◆ **Exercício escrito A**:
Segundo o texto de leitura, em que momento o processo terá completada a sua formação, de acordo com a nova redação do artigo 363?
◆ **Exercício escrito B**:
Indique se cada afirmação abaixo está de acordo com o texto de leitura, respondendo sim ou não e citando literalmente as palavras do texto que decidem a questão.
(i) No anterior modelo, a suspensão condicional do processo estava vinculada à citação do acusado.
(ii) Sob enfoque jurídico, recebimento da denúncia e juízo de admissibilidade são expressões equivalentes.
(iii) Despacho meramente ordinatório caracteriza o recebimento da denúncia.

◆ **Texto de leitura**:
------------------------------------------------------------

Exceção feita ao marco inicial do prazo para oferecimento de resposta (foi abolida a idéia da contagem a partir da juntada do mandado aos autos) ou aos casos de citação por edital (a previsão foi deslocada para o parágrafo), o texto em vigência (art. 396) reproduz a redação pretendida pelo projeto para o artigo 395, só que ali foi inserida a expressão “recebê-la-á”. Pode parecer, então, que o legislador teria pretendido retroceder ao antigo sistema, mantendo o juízo de admissibilidade ab initio. Ocorre que, em linhas gerais, as demais disposições do projeto foram mantidas, como adiante veremos; e muitas delas são, a nosso ver, incompatíveis com o recebimento da denúncia nesse primeiro momento. O legislador, então, pode até ter pretendido antecipar o recebimento da inicial (juízo de admissibilidade) para oportunidade anterior à citação, mas certamente não o fez.
Em primeiro lugar, antes que se passe à análise dos dispositivos introduzidos pela reforma, faz-se necessário lembrar que, ao menos sob enfoque jurídico — e para efeitos processuais — recebimento da denúncia ou queixa e juízo de admissibilidade são expressões equivalentes. Veja-se a doutrina:
“‘Recebimento’ não se confunde com ‘oferecimento’, e caracteriza-se pelo despacho inequívoco do juiz recebendo a denúncia ou queixa. Despacho meramente ‘ordinatório’ não caracteriza seu recebimento.”[1]
O exame sistemático do novo regramento permite que dele se extraia todo um conjunto de conclusões. E nos parece conveniente iniciar pela nova redação do artigo 363:
“Art. 363. O processo terá completada a sua formação quando realizada a citação do acusado.”
Para o anterior modelo, a relação processual se completava com o recebimento (admissibilidade) da inicial, daí o fundamento para que fosse esse o marco interruptivo do prazo prescricional (e não a citação); a partir desse marco o acusado transmudava-se à condição de réu; por isso benefícios, como a suspensão condicional do processo, estavam vinculados ao recebimento da denúncia (art. 89, § 1o, da Lei 9.099/95). A Lei 11.719/08 introduziu no processo penal, portanto, alteração profunda, de natureza estrutural, emprestando instituições típicas do processo civil; a redação atual do artigo 363 atribui à citação válida no processo penal dignidade semelhante àquela estabelecida pelo artigo 219 do Código de Processo Civil.

------------------------------------------------------------

◆ **Dados**:

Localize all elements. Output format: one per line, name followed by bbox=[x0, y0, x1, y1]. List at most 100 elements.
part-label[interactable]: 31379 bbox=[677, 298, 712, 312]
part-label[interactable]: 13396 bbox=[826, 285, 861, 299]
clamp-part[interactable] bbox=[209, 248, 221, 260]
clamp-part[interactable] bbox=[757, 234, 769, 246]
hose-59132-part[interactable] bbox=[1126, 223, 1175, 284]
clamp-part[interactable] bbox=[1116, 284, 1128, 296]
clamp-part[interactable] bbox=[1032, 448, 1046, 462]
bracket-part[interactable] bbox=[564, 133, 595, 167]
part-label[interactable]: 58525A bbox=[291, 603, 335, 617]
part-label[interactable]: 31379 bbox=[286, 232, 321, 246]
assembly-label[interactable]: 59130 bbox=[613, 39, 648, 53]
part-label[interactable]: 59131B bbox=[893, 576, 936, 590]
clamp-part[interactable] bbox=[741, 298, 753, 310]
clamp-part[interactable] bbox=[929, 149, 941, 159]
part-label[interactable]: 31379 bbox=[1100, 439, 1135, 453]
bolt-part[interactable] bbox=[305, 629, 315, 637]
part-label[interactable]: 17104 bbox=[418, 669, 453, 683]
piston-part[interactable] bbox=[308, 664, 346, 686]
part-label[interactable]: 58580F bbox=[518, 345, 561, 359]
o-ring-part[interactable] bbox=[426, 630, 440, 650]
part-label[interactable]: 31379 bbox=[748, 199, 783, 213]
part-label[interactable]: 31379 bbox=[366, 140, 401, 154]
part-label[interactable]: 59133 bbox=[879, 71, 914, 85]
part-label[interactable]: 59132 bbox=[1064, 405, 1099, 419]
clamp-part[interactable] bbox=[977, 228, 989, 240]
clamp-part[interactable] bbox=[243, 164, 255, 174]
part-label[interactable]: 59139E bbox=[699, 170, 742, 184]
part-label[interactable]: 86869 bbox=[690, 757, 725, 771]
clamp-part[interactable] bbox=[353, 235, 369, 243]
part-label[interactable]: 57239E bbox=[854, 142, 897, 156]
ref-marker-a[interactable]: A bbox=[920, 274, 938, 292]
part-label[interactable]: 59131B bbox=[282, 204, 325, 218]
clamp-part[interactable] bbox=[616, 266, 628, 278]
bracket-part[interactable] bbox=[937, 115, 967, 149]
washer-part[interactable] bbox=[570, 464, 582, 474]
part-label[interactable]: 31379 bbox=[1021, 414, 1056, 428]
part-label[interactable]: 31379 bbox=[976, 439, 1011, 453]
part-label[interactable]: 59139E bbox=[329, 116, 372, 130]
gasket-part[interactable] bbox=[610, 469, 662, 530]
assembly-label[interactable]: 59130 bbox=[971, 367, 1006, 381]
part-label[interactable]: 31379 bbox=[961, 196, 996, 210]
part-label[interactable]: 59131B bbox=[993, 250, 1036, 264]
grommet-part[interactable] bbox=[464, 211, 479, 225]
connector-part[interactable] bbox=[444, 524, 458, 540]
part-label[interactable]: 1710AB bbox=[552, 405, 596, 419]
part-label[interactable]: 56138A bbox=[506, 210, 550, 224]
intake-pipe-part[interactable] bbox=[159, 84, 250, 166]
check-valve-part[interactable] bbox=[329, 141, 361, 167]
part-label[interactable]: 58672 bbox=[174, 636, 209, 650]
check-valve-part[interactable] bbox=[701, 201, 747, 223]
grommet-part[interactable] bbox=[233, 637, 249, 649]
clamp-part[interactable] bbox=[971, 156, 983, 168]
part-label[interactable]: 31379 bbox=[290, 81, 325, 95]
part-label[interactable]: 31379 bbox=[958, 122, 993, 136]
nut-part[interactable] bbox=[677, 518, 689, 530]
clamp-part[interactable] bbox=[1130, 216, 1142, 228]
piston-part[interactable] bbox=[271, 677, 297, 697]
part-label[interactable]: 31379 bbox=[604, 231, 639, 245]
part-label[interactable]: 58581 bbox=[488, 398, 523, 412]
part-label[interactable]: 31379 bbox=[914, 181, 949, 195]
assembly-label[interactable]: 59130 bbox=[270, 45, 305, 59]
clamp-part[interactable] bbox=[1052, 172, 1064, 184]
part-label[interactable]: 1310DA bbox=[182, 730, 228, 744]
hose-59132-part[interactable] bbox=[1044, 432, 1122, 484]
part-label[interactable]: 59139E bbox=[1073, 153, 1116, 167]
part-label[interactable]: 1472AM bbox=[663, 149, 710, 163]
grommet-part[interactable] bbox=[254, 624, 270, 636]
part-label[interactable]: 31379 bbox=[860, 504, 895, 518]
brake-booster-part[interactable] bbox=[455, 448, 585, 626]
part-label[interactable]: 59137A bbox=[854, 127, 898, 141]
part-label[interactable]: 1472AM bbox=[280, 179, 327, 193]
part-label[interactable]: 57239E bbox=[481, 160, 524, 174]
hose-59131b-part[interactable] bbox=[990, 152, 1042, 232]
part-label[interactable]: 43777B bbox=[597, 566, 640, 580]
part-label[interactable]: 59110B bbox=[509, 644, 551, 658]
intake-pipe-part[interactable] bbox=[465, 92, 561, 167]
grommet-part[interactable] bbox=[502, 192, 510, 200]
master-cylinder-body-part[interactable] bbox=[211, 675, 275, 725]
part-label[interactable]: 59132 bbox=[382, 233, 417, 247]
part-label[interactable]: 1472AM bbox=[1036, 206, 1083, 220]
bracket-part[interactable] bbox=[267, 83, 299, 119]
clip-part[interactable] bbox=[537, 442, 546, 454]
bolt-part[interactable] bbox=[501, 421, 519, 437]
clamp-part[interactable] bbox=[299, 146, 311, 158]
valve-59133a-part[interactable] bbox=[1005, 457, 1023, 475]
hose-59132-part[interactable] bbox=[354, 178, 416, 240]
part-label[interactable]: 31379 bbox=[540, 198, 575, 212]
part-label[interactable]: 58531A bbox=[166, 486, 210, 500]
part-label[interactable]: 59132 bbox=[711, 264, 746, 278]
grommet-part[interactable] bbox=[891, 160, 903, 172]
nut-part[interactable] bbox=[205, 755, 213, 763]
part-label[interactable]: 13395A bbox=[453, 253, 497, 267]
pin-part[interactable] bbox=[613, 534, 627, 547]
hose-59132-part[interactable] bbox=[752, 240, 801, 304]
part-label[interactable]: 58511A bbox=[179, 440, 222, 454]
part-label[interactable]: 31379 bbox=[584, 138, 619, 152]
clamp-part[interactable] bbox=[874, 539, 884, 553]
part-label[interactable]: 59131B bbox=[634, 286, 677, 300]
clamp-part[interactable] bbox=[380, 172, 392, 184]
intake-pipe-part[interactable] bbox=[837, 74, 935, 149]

------------------------------------------------------------

◆ **Resultado final A**:
Quando realizada a citação do acusado.

◆ **Resultado final B**:
(i) Não: "benefícios, como a suspensão condicional do processo, estavam vinculados ao recebimento da denúncia".
(ii) Sim: "recebimento da denúncia ou queixa e juízo de admissibilidade são expressões equivalentes".
(iii) Não: "Despacho meramente ‘ordinatório’ não caracteriza seu recebimento."